What follows is a listing; give it again exactly, in its entirety.

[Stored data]
########
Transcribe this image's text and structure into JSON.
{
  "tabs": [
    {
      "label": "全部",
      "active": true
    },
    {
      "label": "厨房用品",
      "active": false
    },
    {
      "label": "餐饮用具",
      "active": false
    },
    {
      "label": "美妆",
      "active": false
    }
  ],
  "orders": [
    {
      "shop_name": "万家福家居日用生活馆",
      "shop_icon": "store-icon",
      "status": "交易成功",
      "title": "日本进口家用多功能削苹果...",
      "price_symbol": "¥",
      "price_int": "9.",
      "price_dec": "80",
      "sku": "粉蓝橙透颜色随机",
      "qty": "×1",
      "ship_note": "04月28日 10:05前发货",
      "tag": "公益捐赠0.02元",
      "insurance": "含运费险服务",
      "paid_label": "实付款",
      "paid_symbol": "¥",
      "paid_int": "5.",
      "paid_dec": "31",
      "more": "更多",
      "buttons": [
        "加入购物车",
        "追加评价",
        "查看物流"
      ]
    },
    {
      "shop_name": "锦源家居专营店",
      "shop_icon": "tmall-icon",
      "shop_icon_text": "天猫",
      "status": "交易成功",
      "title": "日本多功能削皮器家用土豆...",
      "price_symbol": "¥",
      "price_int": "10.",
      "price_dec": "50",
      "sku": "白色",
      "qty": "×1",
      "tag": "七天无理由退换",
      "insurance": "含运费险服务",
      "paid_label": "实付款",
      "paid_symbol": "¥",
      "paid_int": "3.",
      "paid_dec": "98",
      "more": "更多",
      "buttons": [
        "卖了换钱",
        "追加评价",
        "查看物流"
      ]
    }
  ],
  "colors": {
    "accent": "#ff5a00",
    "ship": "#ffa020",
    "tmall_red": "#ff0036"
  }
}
########
→ SOLUTION
Transcribe this image's text and structure into JSON.
{
  "tabs": [
    {
      "label": "全部",
      "active": true
    },
    {
      "label": "厨房用品",
      "active": false
    },
    {
      "label": "餐饮用具",
      "active": false
    },
    {
      "label": "美妆",
      "active": false
    }
  ],
  "orders": [
    {
      "shop_name": "万家福家居日用生活馆",
      "shop_icon": "store-icon",
      "status": "交易成功",
      "title": "日本进口家用多功能削苹果...",
      "price_symbol": "¥",
      "price_int": "9.",
      "price_dec": "80",
      "sku": "粉蓝橙透颜色随机",
      "qty": "×1",
      "ship_note": "04月28日 10:05前发货",
      "tag": "公益捐赠0.02元",
      "insurance": "含运费险服务",
      "paid_label": "实付款",
      "paid_symbol": "¥",
      "paid_int": "5.",
      "paid_dec": "31",
      "more": "更多",
      "buttons": [
        "加入购物车",
        "追加评价",
        "查看物流"
      ]
    },
    {
      "shop_name": "锦源家居专营店",
      "shop_icon": "tmall-icon",
      "shop_icon_text": "天猫",
      "status": "交易成功",
      "title": "日本多功能削皮器家用土豆...",
      "price_symbol": "¥",
      "price_int": "10.",
      "price_dec": "50",
      "sku": "白色",
      "qty": "×1",
      "tag": "七天无理由退换",
      "insurance": "含运费险服务",
      "paid_label": "实付款",
      "paid_symbol": "¥",
      "paid_int": "3.",
      "paid_dec": "98",
      "more": "更多",
      "buttons": [
        "卖了换钱",
        "追加评价",
        "查看物流"
      ]
    }
  ],
  "colors": {
    "accent": "#ff5a00",
    "ship": "#ffa020",
    "tmall_red": "#ff0036"
  }
}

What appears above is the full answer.